STATED GOAL
Report how many lines contain "Playing"; state the number and nothing else.

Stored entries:
---------------
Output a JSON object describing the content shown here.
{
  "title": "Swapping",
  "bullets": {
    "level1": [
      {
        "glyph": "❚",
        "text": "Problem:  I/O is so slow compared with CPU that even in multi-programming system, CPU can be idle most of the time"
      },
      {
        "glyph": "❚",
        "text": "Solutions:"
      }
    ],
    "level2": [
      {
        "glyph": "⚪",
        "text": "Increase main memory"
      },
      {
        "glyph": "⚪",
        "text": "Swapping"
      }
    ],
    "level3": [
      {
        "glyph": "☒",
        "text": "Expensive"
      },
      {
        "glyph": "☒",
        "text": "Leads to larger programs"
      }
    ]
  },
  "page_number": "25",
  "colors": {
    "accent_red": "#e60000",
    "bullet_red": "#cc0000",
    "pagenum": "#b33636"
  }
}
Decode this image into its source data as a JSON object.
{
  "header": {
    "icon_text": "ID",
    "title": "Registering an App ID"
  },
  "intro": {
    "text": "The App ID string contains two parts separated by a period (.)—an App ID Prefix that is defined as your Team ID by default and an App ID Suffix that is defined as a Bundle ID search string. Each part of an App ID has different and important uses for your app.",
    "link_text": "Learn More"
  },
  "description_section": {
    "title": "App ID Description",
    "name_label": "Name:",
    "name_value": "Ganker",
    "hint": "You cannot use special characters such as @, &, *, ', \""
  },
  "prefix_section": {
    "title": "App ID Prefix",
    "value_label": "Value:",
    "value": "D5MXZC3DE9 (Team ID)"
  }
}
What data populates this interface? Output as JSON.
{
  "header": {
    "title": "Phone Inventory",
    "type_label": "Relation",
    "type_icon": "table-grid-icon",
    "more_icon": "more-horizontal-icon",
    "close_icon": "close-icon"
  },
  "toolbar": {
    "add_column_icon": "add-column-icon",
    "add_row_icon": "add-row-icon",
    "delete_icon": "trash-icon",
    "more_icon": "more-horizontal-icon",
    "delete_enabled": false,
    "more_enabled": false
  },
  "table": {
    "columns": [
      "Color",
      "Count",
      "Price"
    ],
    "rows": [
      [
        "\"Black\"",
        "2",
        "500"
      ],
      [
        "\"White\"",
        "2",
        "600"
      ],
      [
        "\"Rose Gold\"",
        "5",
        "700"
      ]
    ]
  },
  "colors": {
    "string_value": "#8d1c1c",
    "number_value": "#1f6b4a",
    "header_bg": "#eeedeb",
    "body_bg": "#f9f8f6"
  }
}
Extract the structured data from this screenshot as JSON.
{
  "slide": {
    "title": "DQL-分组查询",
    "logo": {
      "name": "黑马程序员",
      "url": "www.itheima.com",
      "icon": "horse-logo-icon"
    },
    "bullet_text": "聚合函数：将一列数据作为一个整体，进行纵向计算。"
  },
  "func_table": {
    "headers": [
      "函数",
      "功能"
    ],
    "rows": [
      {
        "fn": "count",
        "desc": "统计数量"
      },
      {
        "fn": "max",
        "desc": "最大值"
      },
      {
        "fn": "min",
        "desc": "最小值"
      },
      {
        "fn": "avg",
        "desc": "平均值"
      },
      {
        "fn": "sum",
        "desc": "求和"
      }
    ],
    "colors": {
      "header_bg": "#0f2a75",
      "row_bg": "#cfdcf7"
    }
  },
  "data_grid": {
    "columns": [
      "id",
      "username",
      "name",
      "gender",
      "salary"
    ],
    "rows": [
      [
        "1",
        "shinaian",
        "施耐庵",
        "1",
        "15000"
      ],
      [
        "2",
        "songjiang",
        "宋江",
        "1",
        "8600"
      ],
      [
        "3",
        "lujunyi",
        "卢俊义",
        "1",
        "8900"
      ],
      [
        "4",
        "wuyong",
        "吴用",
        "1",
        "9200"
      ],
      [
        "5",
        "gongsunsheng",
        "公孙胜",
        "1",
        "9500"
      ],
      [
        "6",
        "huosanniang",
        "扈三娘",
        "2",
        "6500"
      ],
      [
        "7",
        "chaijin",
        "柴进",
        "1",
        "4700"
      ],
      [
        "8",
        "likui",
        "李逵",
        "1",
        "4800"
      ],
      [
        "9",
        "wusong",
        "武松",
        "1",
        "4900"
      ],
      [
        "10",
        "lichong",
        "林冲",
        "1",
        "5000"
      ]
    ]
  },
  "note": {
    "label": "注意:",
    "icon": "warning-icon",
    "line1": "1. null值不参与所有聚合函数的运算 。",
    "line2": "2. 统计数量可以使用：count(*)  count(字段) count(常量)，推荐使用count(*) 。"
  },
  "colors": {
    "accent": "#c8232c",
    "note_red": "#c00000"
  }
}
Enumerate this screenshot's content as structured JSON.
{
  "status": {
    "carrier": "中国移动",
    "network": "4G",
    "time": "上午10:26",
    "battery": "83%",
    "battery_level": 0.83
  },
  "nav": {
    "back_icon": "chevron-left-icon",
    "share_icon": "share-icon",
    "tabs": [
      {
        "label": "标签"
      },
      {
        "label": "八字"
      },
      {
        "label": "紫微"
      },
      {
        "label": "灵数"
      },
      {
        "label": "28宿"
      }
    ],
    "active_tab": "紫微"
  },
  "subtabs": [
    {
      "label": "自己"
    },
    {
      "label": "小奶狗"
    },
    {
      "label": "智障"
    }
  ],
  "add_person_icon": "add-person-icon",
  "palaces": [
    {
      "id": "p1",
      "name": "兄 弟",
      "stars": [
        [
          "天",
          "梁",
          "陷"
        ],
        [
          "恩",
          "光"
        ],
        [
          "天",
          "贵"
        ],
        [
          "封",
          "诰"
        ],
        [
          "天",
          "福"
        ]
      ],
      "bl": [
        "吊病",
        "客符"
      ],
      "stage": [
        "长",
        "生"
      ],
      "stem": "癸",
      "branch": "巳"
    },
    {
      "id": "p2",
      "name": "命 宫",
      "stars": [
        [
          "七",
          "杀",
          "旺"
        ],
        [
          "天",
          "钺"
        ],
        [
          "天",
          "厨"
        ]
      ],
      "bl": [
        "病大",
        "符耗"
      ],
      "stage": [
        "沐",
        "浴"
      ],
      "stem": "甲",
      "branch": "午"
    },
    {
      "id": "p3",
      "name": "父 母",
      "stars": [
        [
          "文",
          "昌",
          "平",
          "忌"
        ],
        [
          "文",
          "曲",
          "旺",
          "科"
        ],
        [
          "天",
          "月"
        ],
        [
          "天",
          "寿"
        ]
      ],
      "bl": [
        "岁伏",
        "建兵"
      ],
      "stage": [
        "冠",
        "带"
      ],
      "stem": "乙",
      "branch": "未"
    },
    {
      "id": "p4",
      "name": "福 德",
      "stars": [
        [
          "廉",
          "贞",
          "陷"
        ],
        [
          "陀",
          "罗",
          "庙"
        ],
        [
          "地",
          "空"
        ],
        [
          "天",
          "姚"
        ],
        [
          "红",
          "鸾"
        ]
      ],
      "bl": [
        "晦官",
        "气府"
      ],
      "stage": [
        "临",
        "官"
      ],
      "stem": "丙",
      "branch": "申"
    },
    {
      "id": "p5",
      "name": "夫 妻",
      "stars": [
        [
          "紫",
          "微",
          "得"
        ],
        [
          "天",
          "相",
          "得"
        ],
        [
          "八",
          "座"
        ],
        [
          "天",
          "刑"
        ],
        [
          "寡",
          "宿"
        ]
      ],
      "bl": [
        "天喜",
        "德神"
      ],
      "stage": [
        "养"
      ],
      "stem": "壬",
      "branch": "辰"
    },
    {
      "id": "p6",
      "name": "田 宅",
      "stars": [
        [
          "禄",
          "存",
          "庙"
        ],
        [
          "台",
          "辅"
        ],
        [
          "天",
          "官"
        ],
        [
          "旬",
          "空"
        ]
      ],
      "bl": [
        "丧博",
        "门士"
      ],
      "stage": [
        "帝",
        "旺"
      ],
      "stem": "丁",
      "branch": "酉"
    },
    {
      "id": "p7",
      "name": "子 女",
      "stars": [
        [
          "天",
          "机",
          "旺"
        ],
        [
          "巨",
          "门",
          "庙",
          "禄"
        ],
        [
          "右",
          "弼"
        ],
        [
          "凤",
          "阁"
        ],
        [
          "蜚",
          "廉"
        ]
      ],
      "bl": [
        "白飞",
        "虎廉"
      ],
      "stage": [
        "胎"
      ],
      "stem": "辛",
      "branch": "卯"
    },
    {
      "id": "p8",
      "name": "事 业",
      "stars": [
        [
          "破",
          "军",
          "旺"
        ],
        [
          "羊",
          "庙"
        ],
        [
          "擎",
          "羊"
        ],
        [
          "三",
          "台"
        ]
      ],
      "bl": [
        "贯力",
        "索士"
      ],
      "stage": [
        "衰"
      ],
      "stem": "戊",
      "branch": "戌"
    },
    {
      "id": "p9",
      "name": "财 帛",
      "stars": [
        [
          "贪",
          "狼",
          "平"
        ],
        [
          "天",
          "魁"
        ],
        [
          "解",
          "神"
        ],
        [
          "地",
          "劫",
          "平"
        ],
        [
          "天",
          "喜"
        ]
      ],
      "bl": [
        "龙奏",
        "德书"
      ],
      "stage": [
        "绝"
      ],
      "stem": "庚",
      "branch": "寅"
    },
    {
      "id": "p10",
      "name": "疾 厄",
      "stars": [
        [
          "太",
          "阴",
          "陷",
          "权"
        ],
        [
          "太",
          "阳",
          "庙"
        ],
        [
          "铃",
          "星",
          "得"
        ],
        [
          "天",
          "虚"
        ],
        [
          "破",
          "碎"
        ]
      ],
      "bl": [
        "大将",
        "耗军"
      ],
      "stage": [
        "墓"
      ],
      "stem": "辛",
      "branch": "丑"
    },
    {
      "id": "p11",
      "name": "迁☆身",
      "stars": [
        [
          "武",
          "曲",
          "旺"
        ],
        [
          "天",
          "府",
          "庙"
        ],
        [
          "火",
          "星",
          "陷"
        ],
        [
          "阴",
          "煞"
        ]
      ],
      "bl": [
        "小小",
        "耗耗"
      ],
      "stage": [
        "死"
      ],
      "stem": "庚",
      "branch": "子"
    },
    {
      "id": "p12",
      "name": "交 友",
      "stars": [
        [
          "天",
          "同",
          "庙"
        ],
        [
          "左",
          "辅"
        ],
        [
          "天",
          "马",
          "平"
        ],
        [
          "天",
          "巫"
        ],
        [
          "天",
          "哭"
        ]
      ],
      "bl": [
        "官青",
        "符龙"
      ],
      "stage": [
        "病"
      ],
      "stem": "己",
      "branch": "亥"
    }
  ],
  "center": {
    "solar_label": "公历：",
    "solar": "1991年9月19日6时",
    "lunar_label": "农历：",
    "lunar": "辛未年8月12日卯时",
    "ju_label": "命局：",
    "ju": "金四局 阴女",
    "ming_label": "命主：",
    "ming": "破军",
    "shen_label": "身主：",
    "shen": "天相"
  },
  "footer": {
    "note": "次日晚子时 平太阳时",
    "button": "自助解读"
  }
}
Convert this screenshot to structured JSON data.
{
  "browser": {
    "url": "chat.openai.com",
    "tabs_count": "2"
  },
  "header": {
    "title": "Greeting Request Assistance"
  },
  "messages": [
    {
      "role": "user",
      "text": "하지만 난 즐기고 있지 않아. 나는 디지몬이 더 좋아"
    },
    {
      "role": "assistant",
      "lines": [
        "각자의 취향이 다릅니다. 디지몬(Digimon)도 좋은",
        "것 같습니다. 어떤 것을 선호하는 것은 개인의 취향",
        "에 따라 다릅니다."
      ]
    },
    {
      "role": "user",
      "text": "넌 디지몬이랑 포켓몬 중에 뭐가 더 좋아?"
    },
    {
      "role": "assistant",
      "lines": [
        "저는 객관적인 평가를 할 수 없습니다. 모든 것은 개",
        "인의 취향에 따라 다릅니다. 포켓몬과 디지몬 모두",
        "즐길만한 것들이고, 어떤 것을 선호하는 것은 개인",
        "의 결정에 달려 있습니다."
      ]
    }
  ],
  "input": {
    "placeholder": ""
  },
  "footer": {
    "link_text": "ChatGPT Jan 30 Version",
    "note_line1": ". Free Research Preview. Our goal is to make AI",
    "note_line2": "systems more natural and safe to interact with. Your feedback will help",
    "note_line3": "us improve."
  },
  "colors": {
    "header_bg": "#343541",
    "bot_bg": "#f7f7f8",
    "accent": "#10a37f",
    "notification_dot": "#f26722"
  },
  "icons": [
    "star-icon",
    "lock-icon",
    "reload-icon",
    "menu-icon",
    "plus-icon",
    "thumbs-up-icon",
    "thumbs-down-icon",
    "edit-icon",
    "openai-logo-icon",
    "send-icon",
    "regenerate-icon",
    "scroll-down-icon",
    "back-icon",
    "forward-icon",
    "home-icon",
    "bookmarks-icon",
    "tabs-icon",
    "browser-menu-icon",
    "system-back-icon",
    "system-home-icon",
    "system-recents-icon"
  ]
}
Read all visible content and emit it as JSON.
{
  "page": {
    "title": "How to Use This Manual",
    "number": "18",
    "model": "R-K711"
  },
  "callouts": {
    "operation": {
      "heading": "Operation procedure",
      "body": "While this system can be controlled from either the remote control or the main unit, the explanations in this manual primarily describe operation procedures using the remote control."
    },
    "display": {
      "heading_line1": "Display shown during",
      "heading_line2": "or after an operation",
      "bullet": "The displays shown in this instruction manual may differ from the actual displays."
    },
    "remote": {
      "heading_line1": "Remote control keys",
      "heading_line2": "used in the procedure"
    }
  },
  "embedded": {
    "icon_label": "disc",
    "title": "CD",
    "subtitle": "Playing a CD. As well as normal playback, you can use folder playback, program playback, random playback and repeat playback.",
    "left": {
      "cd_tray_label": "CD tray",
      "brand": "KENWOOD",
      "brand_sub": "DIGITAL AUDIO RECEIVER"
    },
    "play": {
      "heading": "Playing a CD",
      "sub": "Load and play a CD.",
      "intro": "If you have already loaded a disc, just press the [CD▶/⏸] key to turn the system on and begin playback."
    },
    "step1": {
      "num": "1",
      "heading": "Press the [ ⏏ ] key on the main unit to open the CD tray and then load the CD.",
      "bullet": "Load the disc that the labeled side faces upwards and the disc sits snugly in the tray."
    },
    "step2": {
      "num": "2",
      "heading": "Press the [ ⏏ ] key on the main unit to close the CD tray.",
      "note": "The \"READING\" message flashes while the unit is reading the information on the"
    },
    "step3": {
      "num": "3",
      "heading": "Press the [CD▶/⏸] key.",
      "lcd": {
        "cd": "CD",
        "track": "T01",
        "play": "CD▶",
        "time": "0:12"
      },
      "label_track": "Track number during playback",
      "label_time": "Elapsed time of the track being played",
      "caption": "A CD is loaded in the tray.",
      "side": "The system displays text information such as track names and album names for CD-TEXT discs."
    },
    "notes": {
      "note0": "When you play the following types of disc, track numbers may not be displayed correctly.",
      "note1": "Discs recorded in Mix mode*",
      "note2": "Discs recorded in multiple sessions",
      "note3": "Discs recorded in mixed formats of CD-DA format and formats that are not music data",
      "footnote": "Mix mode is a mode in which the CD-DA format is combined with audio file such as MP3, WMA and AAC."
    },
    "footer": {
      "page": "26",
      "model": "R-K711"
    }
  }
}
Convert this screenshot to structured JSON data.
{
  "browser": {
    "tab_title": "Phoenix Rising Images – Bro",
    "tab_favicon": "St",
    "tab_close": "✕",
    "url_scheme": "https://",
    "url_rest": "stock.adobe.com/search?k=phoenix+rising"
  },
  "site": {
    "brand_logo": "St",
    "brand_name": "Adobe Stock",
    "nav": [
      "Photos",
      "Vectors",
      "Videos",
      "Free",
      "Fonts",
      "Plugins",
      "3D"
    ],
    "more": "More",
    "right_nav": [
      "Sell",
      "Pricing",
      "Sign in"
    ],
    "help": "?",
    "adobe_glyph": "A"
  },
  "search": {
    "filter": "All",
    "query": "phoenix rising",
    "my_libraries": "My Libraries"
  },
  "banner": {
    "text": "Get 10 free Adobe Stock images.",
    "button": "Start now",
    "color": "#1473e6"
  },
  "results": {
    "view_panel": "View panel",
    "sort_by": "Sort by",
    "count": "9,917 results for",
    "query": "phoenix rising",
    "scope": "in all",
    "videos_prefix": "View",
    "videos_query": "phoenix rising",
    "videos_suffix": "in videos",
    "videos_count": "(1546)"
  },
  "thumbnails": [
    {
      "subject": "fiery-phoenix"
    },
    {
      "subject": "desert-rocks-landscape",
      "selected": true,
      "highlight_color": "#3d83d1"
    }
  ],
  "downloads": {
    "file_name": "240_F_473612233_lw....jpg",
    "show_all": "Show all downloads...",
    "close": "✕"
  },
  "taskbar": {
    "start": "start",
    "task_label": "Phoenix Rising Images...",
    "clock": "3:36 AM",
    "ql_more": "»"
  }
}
---------------
EXERCISE OUTPUT
2